=== Task directions ===
State how many lines of the records contain the string "COVID", and give no other information.

━━━ Extracted material

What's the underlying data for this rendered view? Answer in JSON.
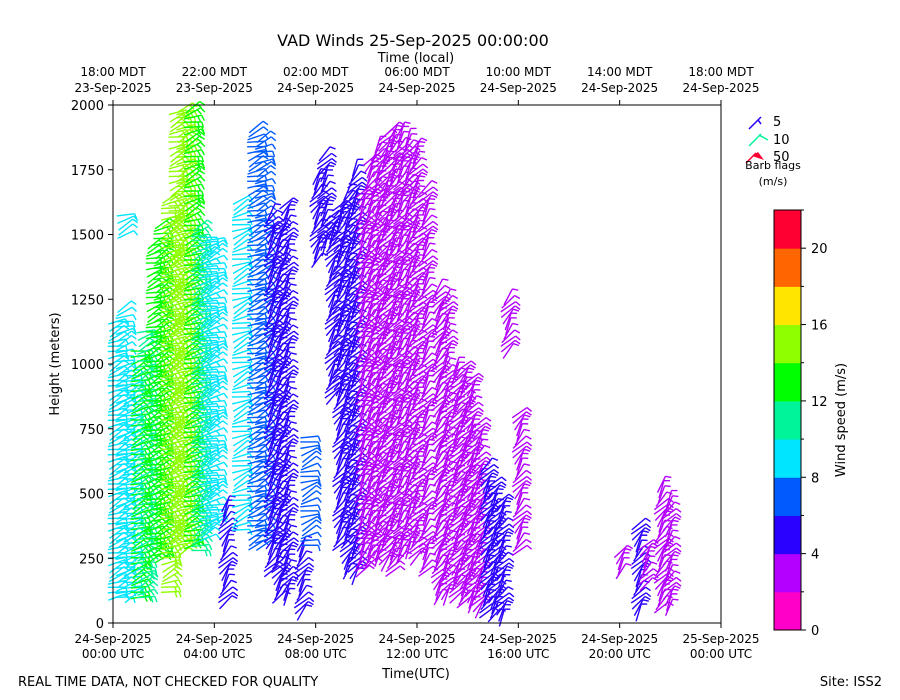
{
  "chart_data": {
    "type": "scatter",
    "title": "VAD Winds 25-Sep-2025 00:00:00",
    "top_axis_label": "Time (local)",
    "xlabel": "Time(UTC)",
    "ylabel": "Height (meters)",
    "x_range_utc": [
      "2025-09-24T00:00",
      "2025-09-25T00:00"
    ],
    "ylim": [
      0,
      2000
    ],
    "grid": false,
    "bottom_ticks": [
      {
        "hour": 0,
        "line1": "24-Sep-2025",
        "line2": "00:00 UTC"
      },
      {
        "hour": 4,
        "line1": "24-Sep-2025",
        "line2": "04:00 UTC"
      },
      {
        "hour": 8,
        "line1": "24-Sep-2025",
        "line2": "08:00 UTC"
      },
      {
        "hour": 12,
        "line1": "24-Sep-2025",
        "line2": "12:00 UTC"
      },
      {
        "hour": 16,
        "line1": "24-Sep-2025",
        "line2": "16:00 UTC"
      },
      {
        "hour": 20,
        "line1": "24-Sep-2025",
        "line2": "20:00 UTC"
      },
      {
        "hour": 24,
        "line1": "25-Sep-2025",
        "line2": "00:00 UTC"
      }
    ],
    "top_ticks": [
      {
        "hour": 0,
        "line1": "18:00 MDT",
        "line2": "23-Sep-2025"
      },
      {
        "hour": 4,
        "line1": "22:00 MDT",
        "line2": "23-Sep-2025"
      },
      {
        "hour": 8,
        "line1": "02:00 MDT",
        "line2": "24-Sep-2025"
      },
      {
        "hour": 12,
        "line1": "06:00 MDT",
        "line2": "24-Sep-2025"
      },
      {
        "hour": 16,
        "line1": "10:00 MDT",
        "line2": "24-Sep-2025"
      },
      {
        "hour": 20,
        "line1": "14:00 MDT",
        "line2": "24-Sep-2025"
      },
      {
        "hour": 24,
        "line1": "18:00 MDT",
        "line2": "24-Sep-2025"
      }
    ],
    "y_ticks": [
      0,
      250,
      500,
      750,
      1000,
      1250,
      1500,
      1750,
      2000
    ],
    "barb_legend": {
      "entries": [
        {
          "label": "5",
          "color": "#2a00ff"
        },
        {
          "label": "10",
          "color": "#00f59a"
        },
        {
          "label": "50",
          "color": "#ff0033"
        }
      ],
      "title_line1": "Barb flags",
      "title_line2": "(m/s)"
    },
    "colorbar": {
      "label": "Wind speed (m/s)",
      "min": 0,
      "max": 22,
      "tick_values": [
        0,
        4,
        8,
        12,
        16,
        20
      ],
      "colors": [
        "#ff00c8",
        "#b400ff",
        "#2a00ff",
        "#005bff",
        "#00e5ff",
        "#00f59a",
        "#00ff00",
        "#8fff00",
        "#ffe600",
        "#ff6600",
        "#ff0033"
      ]
    },
    "barb_columns": [
      {
        "t": 0.15,
        "h0": 100,
        "h1": 1180,
        "speed": 8
      },
      {
        "t": 0.45,
        "h0": 100,
        "h1": 1230,
        "speed": 8
      },
      {
        "t": 0.5,
        "h0": 1500,
        "h1": 1580,
        "speed": 9
      },
      {
        "t": 0.75,
        "h0": 100,
        "h1": 980,
        "speed": 9
      },
      {
        "t": 1.05,
        "h0": 100,
        "h1": 1050,
        "speed": 12
      },
      {
        "t": 1.3,
        "h0": 100,
        "h1": 1130,
        "speed": 10
      },
      {
        "t": 1.65,
        "h0": 250,
        "h1": 1480,
        "speed": 13
      },
      {
        "t": 1.95,
        "h0": 250,
        "h1": 1560,
        "speed": 13
      },
      {
        "t": 2.25,
        "h0": 120,
        "h1": 1640,
        "speed": 14
      },
      {
        "t": 2.55,
        "h0": 300,
        "h1": 1990,
        "speed": 14
      },
      {
        "t": 2.85,
        "h0": 280,
        "h1": 2000,
        "speed": 14
      },
      {
        "t": 3.15,
        "h0": 300,
        "h1": 2000,
        "speed": 13
      },
      {
        "t": 3.45,
        "h0": 280,
        "h1": 1540,
        "speed": 10
      },
      {
        "t": 3.75,
        "h0": 330,
        "h1": 1500,
        "speed": 9
      },
      {
        "t": 4.05,
        "h0": 380,
        "h1": 1500,
        "speed": 9
      },
      {
        "t": 4.45,
        "h0": 80,
        "h1": 460,
        "speed": 5
      },
      {
        "t": 5.05,
        "h0": 360,
        "h1": 1640,
        "speed": 9
      },
      {
        "t": 5.65,
        "h0": 300,
        "h1": 1920,
        "speed": 7
      },
      {
        "t": 5.95,
        "h0": 300,
        "h1": 1880,
        "speed": 7
      },
      {
        "t": 6.25,
        "h0": 200,
        "h1": 1600,
        "speed": 5
      },
      {
        "t": 6.55,
        "h0": 100,
        "h1": 1560,
        "speed": 4
      },
      {
        "t": 6.85,
        "h0": 100,
        "h1": 1620,
        "speed": 5
      },
      {
        "t": 7.45,
        "h0": 40,
        "h1": 320,
        "speed": 5
      },
      {
        "t": 7.75,
        "h0": 300,
        "h1": 720,
        "speed": 6
      },
      {
        "t": 8.05,
        "h0": 1400,
        "h1": 1740,
        "speed": 5
      },
      {
        "t": 8.35,
        "h0": 1450,
        "h1": 1820,
        "speed": 5
      },
      {
        "t": 8.65,
        "h0": 870,
        "h1": 1580,
        "speed": 5
      },
      {
        "t": 8.95,
        "h0": 300,
        "h1": 1620,
        "speed": 5
      },
      {
        "t": 9.25,
        "h0": 200,
        "h1": 1680,
        "speed": 5
      },
      {
        "t": 9.55,
        "h0": 180,
        "h1": 1760,
        "speed": 4
      },
      {
        "t": 9.85,
        "h0": 200,
        "h1": 1680,
        "speed": 3
      },
      {
        "t": 10.15,
        "h0": 230,
        "h1": 1800,
        "speed": 3
      },
      {
        "t": 10.45,
        "h0": 250,
        "h1": 1850,
        "speed": 3
      },
      {
        "t": 10.75,
        "h0": 230,
        "h1": 1900,
        "speed": 3
      },
      {
        "t": 11.05,
        "h0": 200,
        "h1": 1920,
        "speed": 3
      },
      {
        "t": 11.35,
        "h0": 250,
        "h1": 1920,
        "speed": 3
      },
      {
        "t": 11.65,
        "h0": 280,
        "h1": 1880,
        "speed": 3
      },
      {
        "t": 11.95,
        "h0": 250,
        "h1": 1850,
        "speed": 3
      },
      {
        "t": 12.35,
        "h0": 200,
        "h1": 1700,
        "speed": 2
      },
      {
        "t": 12.85,
        "h0": 100,
        "h1": 1310,
        "speed": 2
      },
      {
        "t": 13.15,
        "h0": 100,
        "h1": 1260,
        "speed": 2
      },
      {
        "t": 13.55,
        "h0": 100,
        "h1": 1000,
        "speed": 2
      },
      {
        "t": 13.85,
        "h0": 80,
        "h1": 1000,
        "speed": 2
      },
      {
        "t": 14.15,
        "h0": 70,
        "h1": 950,
        "speed": 2
      },
      {
        "t": 14.45,
        "h0": 50,
        "h1": 780,
        "speed": 2
      },
      {
        "t": 14.75,
        "h0": 40,
        "h1": 620,
        "speed": 5
      },
      {
        "t": 15.05,
        "h0": 30,
        "h1": 560,
        "speed": 5
      },
      {
        "t": 15.35,
        "h0": 20,
        "h1": 480,
        "speed": 5
      },
      {
        "t": 15.6,
        "h0": 1050,
        "h1": 1260,
        "speed": 3
      },
      {
        "t": 16.05,
        "h0": 280,
        "h1": 820,
        "speed": 3
      },
      {
        "t": 20.05,
        "h0": 200,
        "h1": 280,
        "speed": 3
      },
      {
        "t": 20.75,
        "h0": 40,
        "h1": 400,
        "speed": 4
      },
      {
        "t": 21.05,
        "h0": 150,
        "h1": 320,
        "speed": 3
      },
      {
        "t": 21.65,
        "h0": 60,
        "h1": 550,
        "speed": 2
      },
      {
        "t": 21.95,
        "h0": 60,
        "h1": 480,
        "speed": 2
      }
    ]
  },
  "footer": {
    "left_note": "REAL TIME DATA, NOT CHECKED FOR QUALITY",
    "site_label": "Site: ISS2"
  }
}
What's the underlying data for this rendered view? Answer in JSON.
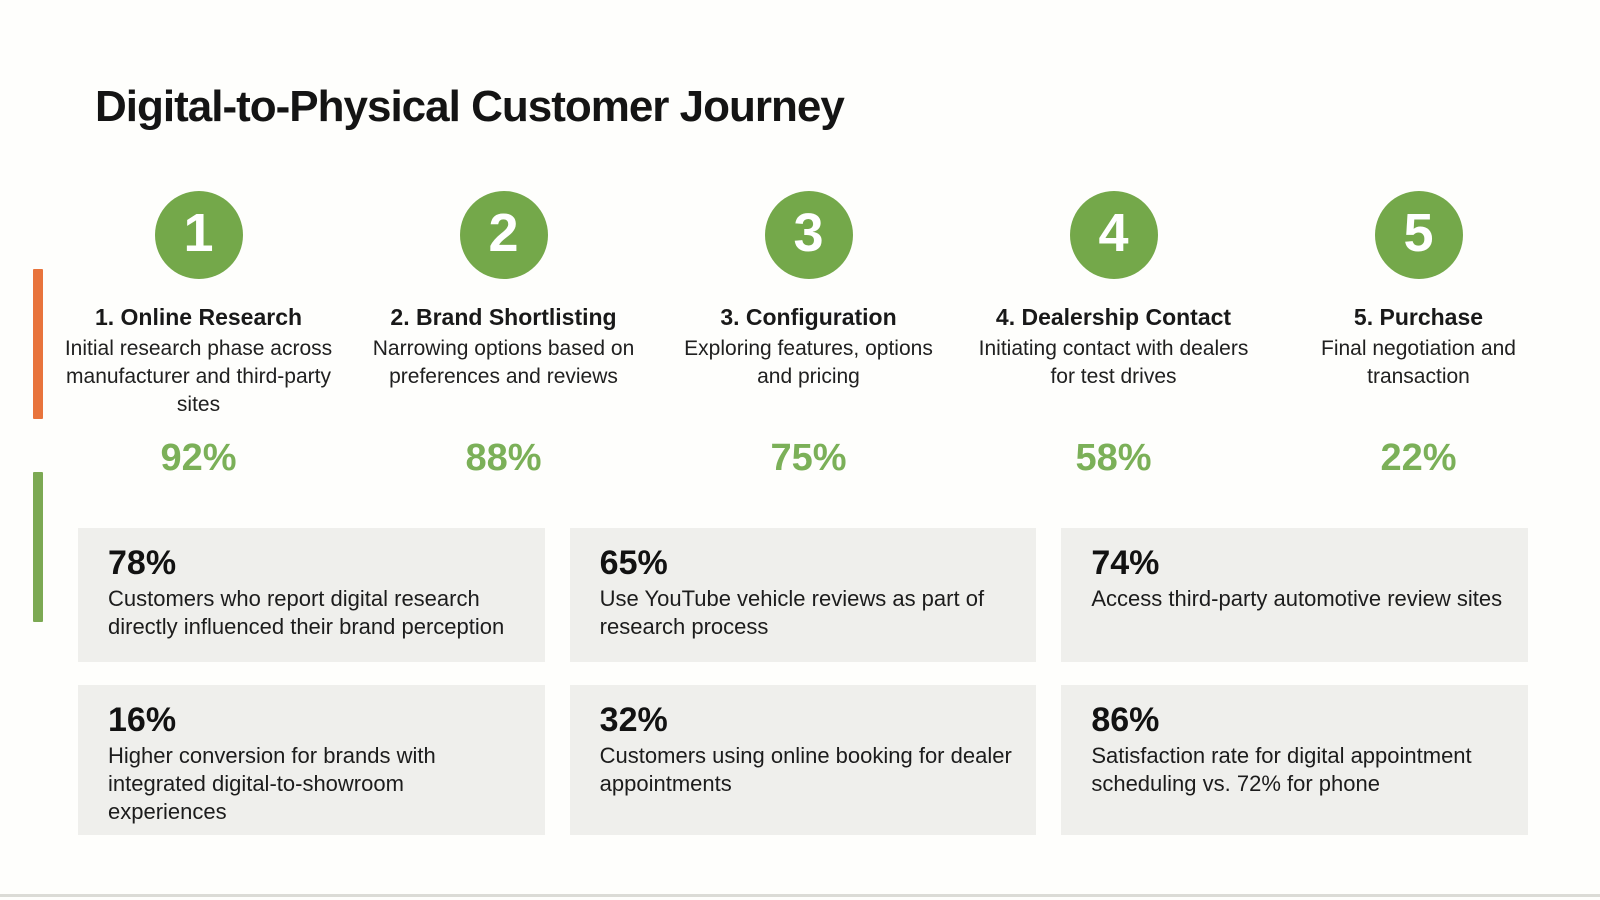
{
  "page": {
    "title": "Digital-to-Physical Customer Journey",
    "colors": {
      "accent-green": "#74a84a",
      "pct-green": "#7bb058",
      "accent-orange": "#e8743c",
      "bar-green": "#7ca953",
      "card-bg": "#efefec"
    }
  },
  "steps": [
    {
      "number": "1",
      "title": "1. Online Research",
      "description": "Initial research phase across manufacturer and third-party sites",
      "percent": "92%"
    },
    {
      "number": "2",
      "title": "2. Brand Shortlisting",
      "description": "Narrowing options based on preferences and reviews",
      "percent": "88%"
    },
    {
      "number": "3",
      "title": "3. Configuration",
      "description": "Exploring features, options and pricing",
      "percent": "75%"
    },
    {
      "number": "4",
      "title": "4. Dealership Contact",
      "description": "Initiating contact with dealers for test drives",
      "percent": "58%"
    },
    {
      "number": "5",
      "title": "5. Purchase",
      "description": "Final negotiation and transaction",
      "percent": "22%"
    }
  ],
  "stats": [
    {
      "percent": "78%",
      "description": "Customers who report digital research directly influenced their brand perception"
    },
    {
      "percent": "65%",
      "description": "Use YouTube vehicle reviews as part of research process"
    },
    {
      "percent": "74%",
      "description": "Access third-party automotive review sites"
    },
    {
      "percent": "16%",
      "description": "Higher conversion for brands with integrated digital-to-showroom experiences"
    },
    {
      "percent": "32%",
      "description": "Customers using online booking for dealer appointments"
    },
    {
      "percent": "86%",
      "description": "Satisfaction rate for digital appointment scheduling vs. 72% for phone"
    }
  ]
}
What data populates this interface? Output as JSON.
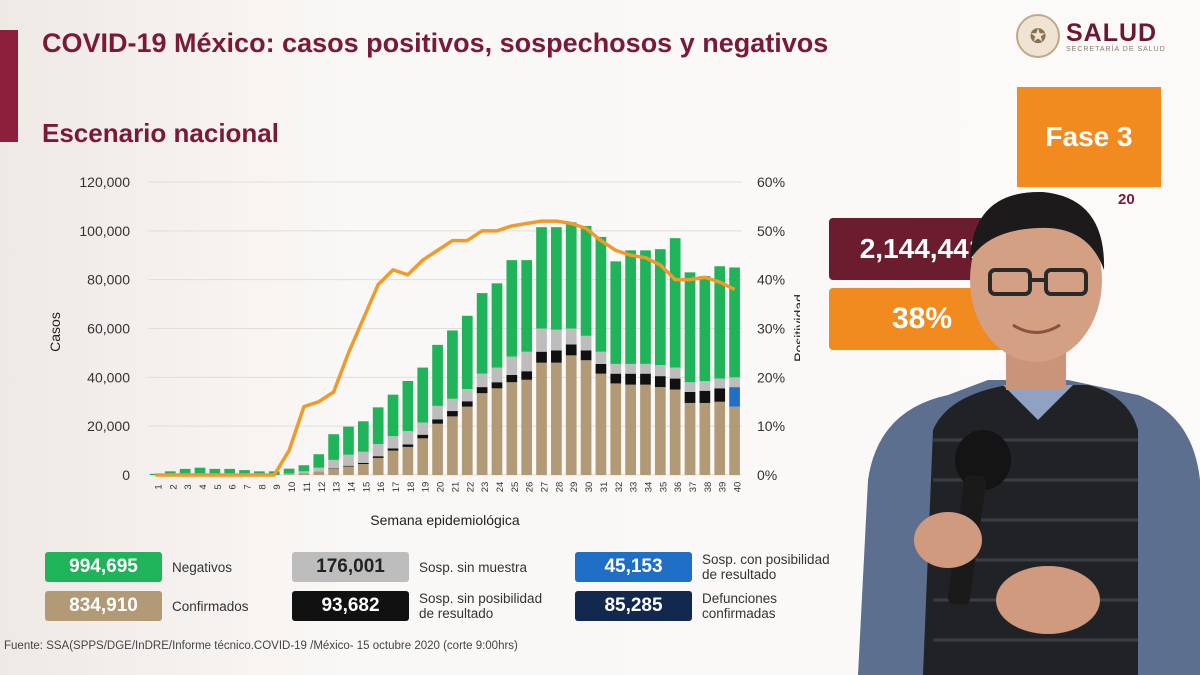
{
  "header": {
    "title": "COVID-19 México: casos positivos, sospechosos y negativos",
    "subtitle": "Escenario nacional",
    "logo_text": "SALUD",
    "logo_subtext": "SECRETARÍA DE SALUD"
  },
  "side": {
    "phase_label": "Fase 3",
    "date_fragment": "20",
    "total_value": "2,144,441",
    "positivity_value": "38%"
  },
  "legend": [
    {
      "value": "994,695",
      "label": "Negativos",
      "color": "#1fb35a"
    },
    {
      "value": "834,910",
      "label": "Confirmados",
      "color": "#b29a76"
    },
    {
      "value": "176,001",
      "label": "Sosp. sin muestra",
      "color": "#bdbdbd"
    },
    {
      "value": "93,682",
      "label": "Sosp. sin posibilidad de resultado",
      "color": "#111111"
    },
    {
      "value": "45,153",
      "label": "Sosp. con posibilidad de resultado",
      "color": "#1f6fc6"
    },
    {
      "value": "85,285",
      "label": "Defunciones confirmadas",
      "color": "#12284f"
    }
  ],
  "footer": {
    "source": "Fuente: SSA(SPPS/DGE/InDRE/Informe técnico.COVID-19 /México- 15 octubre 2020 (corte 9:00hrs)"
  },
  "chart_data": {
    "type": "bar",
    "xlabel": "Semana epidemiológica",
    "ylabel": "Casos",
    "y2label": "Positividad",
    "ylim": [
      0,
      120000
    ],
    "y2lim": [
      0,
      60
    ],
    "yticks": [
      "0",
      "20,000",
      "40,000",
      "60,000",
      "80,000",
      "100,000",
      "120,000"
    ],
    "y2ticks": [
      "0%",
      "10%",
      "20%",
      "30%",
      "40%",
      "50%",
      "60%"
    ],
    "categories": [
      "1",
      "2",
      "3",
      "4",
      "5",
      "6",
      "7",
      "8",
      "9",
      "10",
      "11",
      "12",
      "13",
      "14",
      "15",
      "16",
      "17",
      "18",
      "19",
      "20",
      "21",
      "22",
      "23",
      "24",
      "25",
      "26",
      "27",
      "28",
      "29",
      "30",
      "31",
      "32",
      "33",
      "34",
      "35",
      "36",
      "37",
      "38",
      "39",
      "40"
    ],
    "series": [
      {
        "name": "Confirmados",
        "color": "#b29a76",
        "values": [
          0,
          0,
          0,
          0,
          0,
          0,
          0,
          0,
          0,
          300,
          800,
          1500,
          2500,
          3500,
          4500,
          7000,
          10000,
          11500,
          15000,
          21000,
          24000,
          28000,
          33500,
          35500,
          38000,
          39000,
          46000,
          46000,
          49000,
          47000,
          41500,
          37500,
          37000,
          37000,
          36000,
          35000,
          29500,
          29500,
          30000,
          28000
        ]
      },
      {
        "name": "Sosp. sin posibilidad de resultado",
        "color": "#111111",
        "values": [
          0,
          0,
          0,
          0,
          0,
          0,
          0,
          0,
          0,
          0,
          0,
          0,
          200,
          300,
          500,
          700,
          900,
          1000,
          1500,
          1800,
          2200,
          2200,
          2500,
          2500,
          3000,
          3500,
          4500,
          5000,
          4500,
          4000,
          4000,
          4000,
          4500,
          4500,
          4500,
          4500,
          4500,
          5000,
          5500,
          0
        ]
      },
      {
        "name": "Sosp. con posibilidad de resultado",
        "color": "#1f6fc6",
        "values": [
          0,
          0,
          0,
          0,
          0,
          0,
          0,
          0,
          0,
          0,
          0,
          0,
          0,
          0,
          0,
          0,
          0,
          0,
          0,
          0,
          0,
          0,
          0,
          0,
          0,
          0,
          0,
          0,
          0,
          0,
          0,
          0,
          0,
          0,
          0,
          0,
          0,
          0,
          0,
          8000
        ]
      },
      {
        "name": "Sosp. sin muestra",
        "color": "#bdbdbd",
        "values": [
          0,
          0,
          0,
          0,
          0,
          0,
          0,
          0,
          0,
          300,
          700,
          1500,
          3500,
          4500,
          4500,
          5000,
          5000,
          5500,
          5000,
          5500,
          5000,
          5000,
          5500,
          6000,
          7500,
          8000,
          9500,
          8500,
          6500,
          6000,
          5000,
          4000,
          4000,
          4000,
          4500,
          4500,
          4000,
          4000,
          4000,
          4000
        ]
      },
      {
        "name": "Negativos",
        "color": "#1fb35a",
        "values": [
          500,
          1500,
          2500,
          3000,
          2500,
          2500,
          2000,
          1500,
          1500,
          2000,
          2500,
          5500,
          10500,
          11500,
          12500,
          15000,
          17000,
          20500,
          22500,
          25000,
          28000,
          30000,
          33000,
          34500,
          39500,
          37500,
          41500,
          42000,
          43500,
          45000,
          47000,
          42000,
          46500,
          46500,
          47500,
          53000,
          45000,
          43000,
          46000,
          45000
        ]
      }
    ],
    "line": {
      "name": "Positividad",
      "color": "#ef9a2a",
      "unit": "%",
      "values": [
        0,
        0,
        0,
        0,
        0,
        0,
        0,
        0,
        0,
        5,
        14,
        15,
        17,
        25,
        32,
        39,
        42,
        41,
        44,
        46,
        48,
        48,
        50,
        50,
        51,
        51.5,
        52,
        52,
        51.5,
        50.5,
        48,
        46,
        45,
        44.5,
        43,
        40,
        40,
        40.5,
        39.5,
        38
      ]
    }
  }
}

━━━━━━

=== Expected output ===
2